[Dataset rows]
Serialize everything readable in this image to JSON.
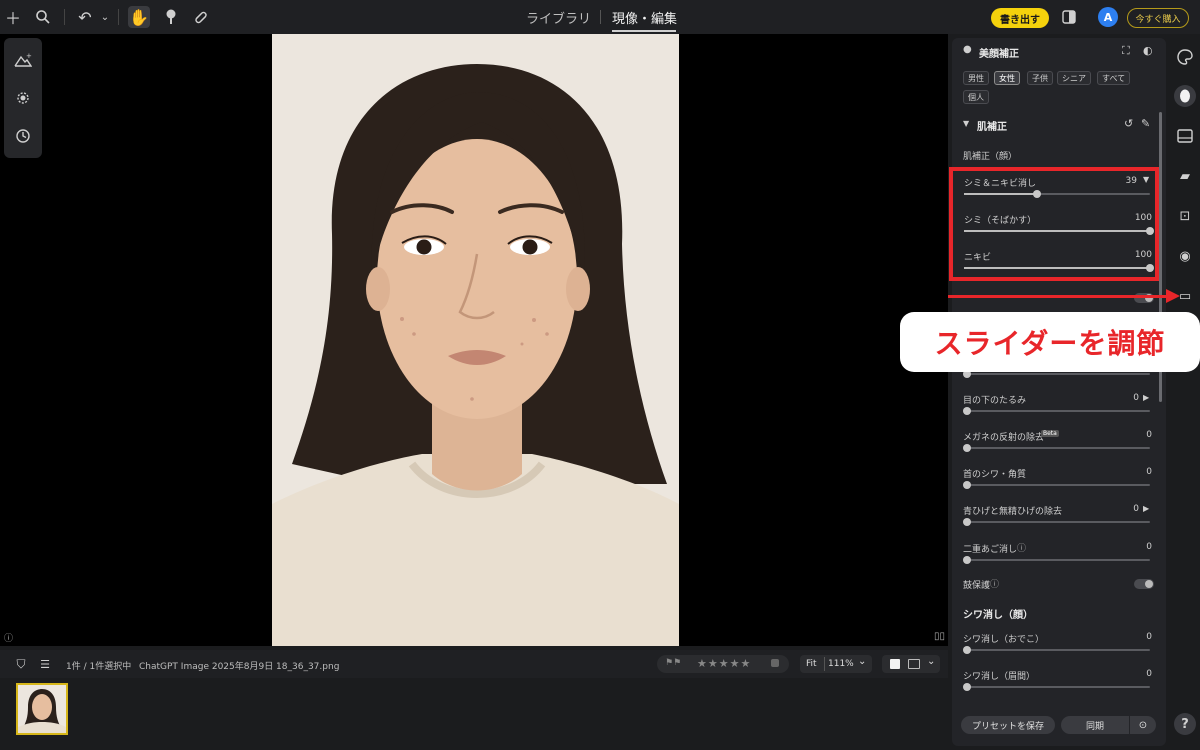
{
  "topbar": {
    "tabs": [
      "ライブラリ",
      "現像・編集"
    ],
    "active_tab": "現像・編集",
    "export_label": "書き出す",
    "avatar_letter": "A",
    "buy_label": "今すぐ購入"
  },
  "filmstrip": {
    "selection_text": "1件 / 1件選択中",
    "filename": "ChatGPT Image 2025年8月9日 18_36_37.png",
    "fit_label": "Fit",
    "zoom": "111%"
  },
  "panel": {
    "header": "美顔補正",
    "chips": [
      "男性",
      "女性",
      "子供",
      "シニア",
      "すべて",
      "個人"
    ],
    "selected_chip": "女性",
    "section_title": "肌補正",
    "subsection": "肌補正（顔）",
    "sliders": [
      {
        "label": "シミ＆ニキビ消し",
        "value": "39",
        "level": 0.39
      },
      {
        "label": "シミ（そばかす）",
        "value": "100",
        "level": 1.0
      },
      {
        "label": "ニキビ",
        "value": "100",
        "level": 1.0
      }
    ],
    "lower_sliders": [
      {
        "label": "目の下のたるみ",
        "value": "0"
      },
      {
        "label": "メガネの反射の除去",
        "value": "0",
        "badge": "Beta"
      },
      {
        "label": "首のシワ・角質",
        "value": "0"
      },
      {
        "label": "青ひげと無精ひげの除去",
        "value": "0"
      },
      {
        "label": "二重あご消し",
        "value": "0"
      }
    ],
    "toggle_label": "鼓保護",
    "wrinkle_section": "シワ消し（顔）",
    "wrinkle_sliders": [
      {
        "label": "シワ消し（おでこ）",
        "value": "0"
      },
      {
        "label": "シワ消し（眉間）",
        "value": "0"
      }
    ],
    "save_preset": "プリセットを保存",
    "sync": "同期"
  },
  "annotation": {
    "callout": "スライダーを調節"
  },
  "colors": {
    "accent_yellow": "#f5d20c",
    "annotation_red": "#e8262a",
    "avatar_blue": "#2d7ff0"
  }
}
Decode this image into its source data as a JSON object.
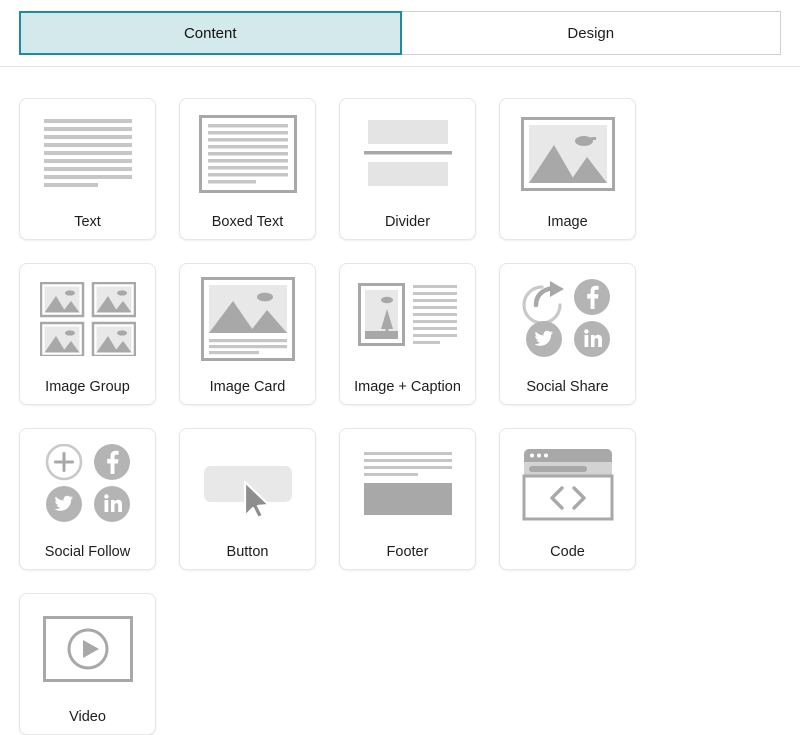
{
  "tabs": [
    {
      "label": "Content",
      "active": true,
      "name": "tab-content"
    },
    {
      "label": "Design",
      "active": false,
      "name": "tab-design"
    }
  ],
  "colors": {
    "tab_active_fill": "#d4e9ec",
    "tab_active_border": "#1a8d9e",
    "tab_border": "#cfcfcf",
    "card_border": "#e6e6e6",
    "art_gray": "#a8a8a8",
    "art_light_gray": "#d6d6d6",
    "art_pale_gray": "#e8e8e8",
    "label_text": "#1d1d1d",
    "page_background": "#ffffff"
  },
  "blocks": [
    {
      "label": "Text",
      "icon": "text-lines-icon"
    },
    {
      "label": "Boxed Text",
      "icon": "boxed-text-icon"
    },
    {
      "label": "Divider",
      "icon": "divider-icon"
    },
    {
      "label": "Image",
      "icon": "image-icon"
    },
    {
      "label": "Image Group",
      "icon": "image-group-icon"
    },
    {
      "label": "Image Card",
      "icon": "image-card-icon"
    },
    {
      "label": "Image + Caption",
      "icon": "image-caption-icon"
    },
    {
      "label": "Social Share",
      "icon": "social-share-icon"
    },
    {
      "label": "Social Follow",
      "icon": "social-follow-icon"
    },
    {
      "label": "Button",
      "icon": "button-cursor-icon"
    },
    {
      "label": "Footer",
      "icon": "footer-icon"
    },
    {
      "label": "Code",
      "icon": "code-browser-icon"
    },
    {
      "label": "Video",
      "icon": "video-play-icon"
    }
  ]
}
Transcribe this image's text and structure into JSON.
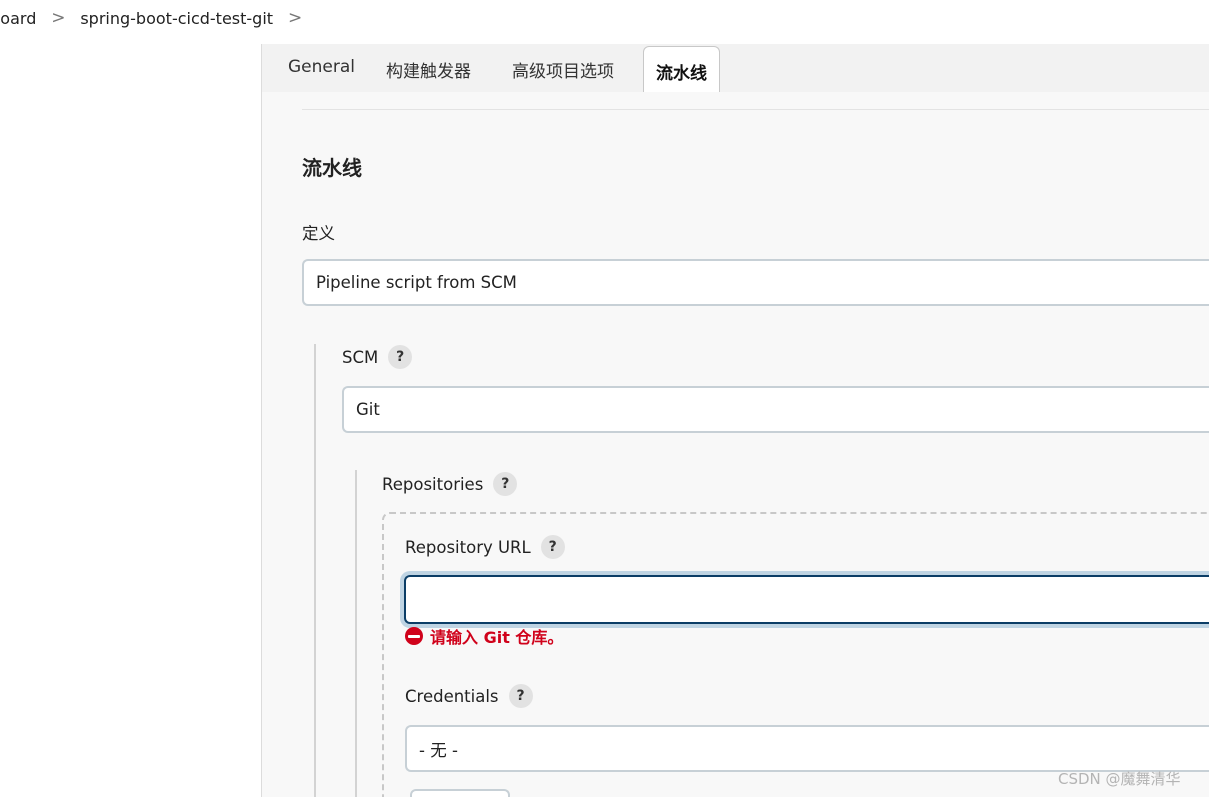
{
  "breadcrumb": {
    "items": [
      "hboard",
      "spring-boot-cicd-test-git"
    ],
    "separator": ">"
  },
  "tabs": [
    {
      "label": "General",
      "active": false
    },
    {
      "label": "构建触发器",
      "active": false
    },
    {
      "label": "高级项目选项",
      "active": false
    },
    {
      "label": "流水线",
      "active": true
    }
  ],
  "pipeline": {
    "title": "流水线",
    "definition_label": "定义",
    "definition_value": "Pipeline script from SCM",
    "scm": {
      "label": "SCM",
      "value": "Git",
      "repositories_label": "Repositories",
      "repository_url_label": "Repository URL",
      "repository_url_value": "",
      "error_message": "请输入 Git 仓库。",
      "credentials_label": "Credentials",
      "credentials_value": "- 无 -"
    },
    "help_glyph": "?"
  },
  "watermark": "CSDN @魔舞清华",
  "colors": {
    "error": "#d0021b",
    "focus_border": "#0b3d66",
    "focus_ring": "#bfd4e3",
    "tabbar_bg": "#f2f2f2"
  },
  "icons": {
    "breadcrumb_separator": "chevron-right-icon",
    "help": "question-mark-icon",
    "error": "no-entry-icon"
  }
}
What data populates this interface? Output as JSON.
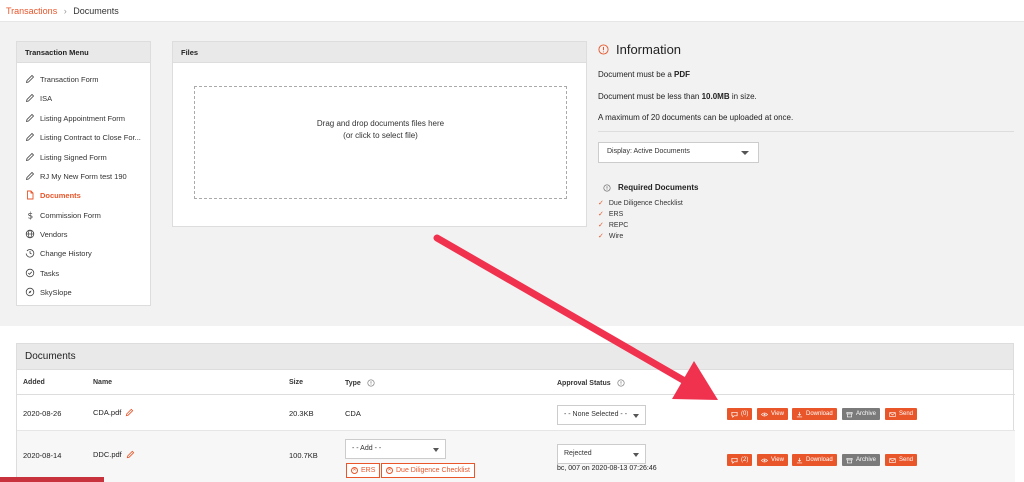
{
  "breadcrumb": {
    "parent": "Transactions",
    "separator": "›",
    "current": "Documents"
  },
  "menu": {
    "title": "Transaction Menu",
    "items": [
      {
        "label": "Transaction Form",
        "icon": "pencil-icon"
      },
      {
        "label": "ISA",
        "icon": "pencil-icon"
      },
      {
        "label": "Listing Appointment Form",
        "icon": "pencil-icon"
      },
      {
        "label": "Listing Contract to Close For...",
        "icon": "pencil-icon"
      },
      {
        "label": "Listing Signed Form",
        "icon": "pencil-icon"
      },
      {
        "label": "RJ My New Form test 190",
        "icon": "pencil-icon"
      },
      {
        "label": "Documents",
        "icon": "document-icon",
        "active": true
      },
      {
        "label": "Commission Form",
        "icon": "dollar-icon"
      },
      {
        "label": "Vendors",
        "icon": "globe-icon"
      },
      {
        "label": "Change History",
        "icon": "history-icon"
      },
      {
        "label": "Tasks",
        "icon": "check-circle-icon"
      },
      {
        "label": "SkySlope",
        "icon": "compass-icon"
      }
    ]
  },
  "files": {
    "title": "Files",
    "drop_line1": "Drag and drop documents files here",
    "drop_line2": "(or click to select file)"
  },
  "info": {
    "title": "Information",
    "line1_prefix": "Document must be a ",
    "line1_bold": "PDF",
    "line2_prefix": "Document must be less than ",
    "line2_bold": "10.0MB",
    "line2_suffix": " in size.",
    "line3": "A maximum of 20 documents can be uploaded at once.",
    "display_select": "Display: Active Documents",
    "required_title": "Required Documents",
    "required": [
      "Due Diligence Checklist",
      "ERS",
      "REPC",
      "Wire"
    ]
  },
  "documents": {
    "title": "Documents",
    "columns": {
      "added": "Added",
      "name": "Name",
      "size": "Size",
      "type": "Type",
      "approval": "Approval Status"
    },
    "rows": [
      {
        "added": "2020-08-26",
        "name": "CDA.pdf",
        "size": "20.3KB",
        "type": "CDA",
        "approval_select": "- - None Selected - -",
        "comments": "(0)"
      },
      {
        "added": "2020-08-14",
        "name": "DDC.pdf",
        "size": "100.7KB",
        "type_select": "- - Add - -",
        "tags": [
          "ERS",
          "Due Diligence Checklist"
        ],
        "approval_select": "Rejected",
        "approval_note": "bc, 007 on 2020-08-13 07:26:46",
        "comments": "(2)"
      }
    ],
    "actions": {
      "view": "View",
      "download": "Download",
      "archive": "Archive",
      "send": "Send"
    }
  },
  "colors": {
    "accent": "#e8562a",
    "arrow": "#f0324f",
    "archive": "#7a7a7a"
  }
}
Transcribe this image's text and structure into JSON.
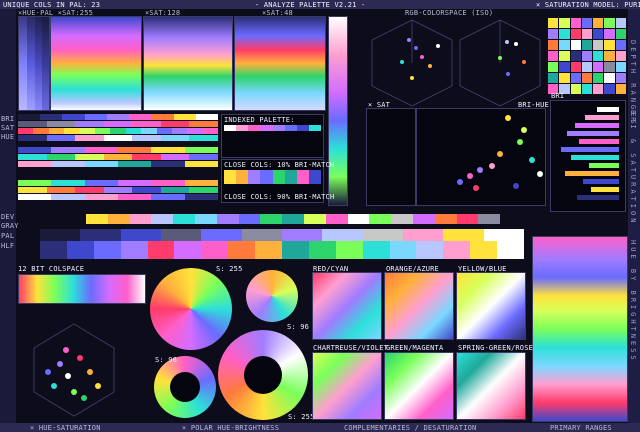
{
  "header": {
    "left": "UNIQUE COLS IN PAL: 23",
    "title": "- ANALYZE PALETTE V2.21 -",
    "right": "× SATURATION MODEL: PURISM"
  },
  "subheader": {
    "hue": "×HUE-PAL ×SAT:255",
    "sat128": "×SAT:128",
    "sat48": "×SAT:48",
    "rgbspace": "RGB-COLORSPACE (ISO)"
  },
  "left_tags": [
    "BRI",
    "SAT",
    "HUE",
    "DEV",
    "GRAY",
    "PAL",
    "HLF"
  ],
  "indexed": {
    "title": "INDEXED PALETTE:",
    "close_bri": "CLOSE COLS: 10% BRI-MATCH",
    "close_sat": "CLOSE COLS: 90% BRI-MATCH"
  },
  "scatter": {
    "sat_label": "× SAT",
    "bri_hue": "BRI-HUE",
    "bri": "BRI"
  },
  "right_vtext_top": "DEPTH RANGES",
  "right_vtext_mid": "BRI & SATURATION",
  "right_vtext_bot": "HUE BY BRIGHTNESS",
  "colspace_title": "12 BIT COLSPACE",
  "polar": {
    "s255a": "S: 255",
    "s96a": "S: 96",
    "s96b": "S: 96",
    "s255b": "S: 255"
  },
  "quad_titles": [
    "RED/CYAN",
    "ORANGE/AZURE",
    "YELLOW/BLUE",
    "CHARTREUSE/VIOLET",
    "GREEN/MAGENTA",
    "SPRING-GREEN/ROSE"
  ],
  "footer": {
    "hue_sat": "× HUE-SATURATION",
    "polar": "× POLAR HUE-BRIGHTNESS",
    "compl": "COMPLEMENTARIES / DESATURATION",
    "primary": "PRIMARY RANGES"
  },
  "palette": [
    "#1a1a3a",
    "#2b2f77",
    "#3f48cc",
    "#6b6bff",
    "#a07cff",
    "#d46cff",
    "#ff5fc8",
    "#ff3b6b",
    "#ff7a3b",
    "#ffb13b",
    "#ffe23b",
    "#d8ff5a",
    "#7aff5a",
    "#2cd46b",
    "#1fa89a",
    "#2ce0d8",
    "#7ad8ff",
    "#b8c8ff",
    "#ffffff",
    "#c8c8c8",
    "#8a8aa0",
    "#5a5a7a",
    "#ff9fd0"
  ]
}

Instructions for the task:
Write out every line of the entries that holds the word "Diligence".

Response to the task:
      "Due Diligence Checklist",
          "Due Diligence Checklist"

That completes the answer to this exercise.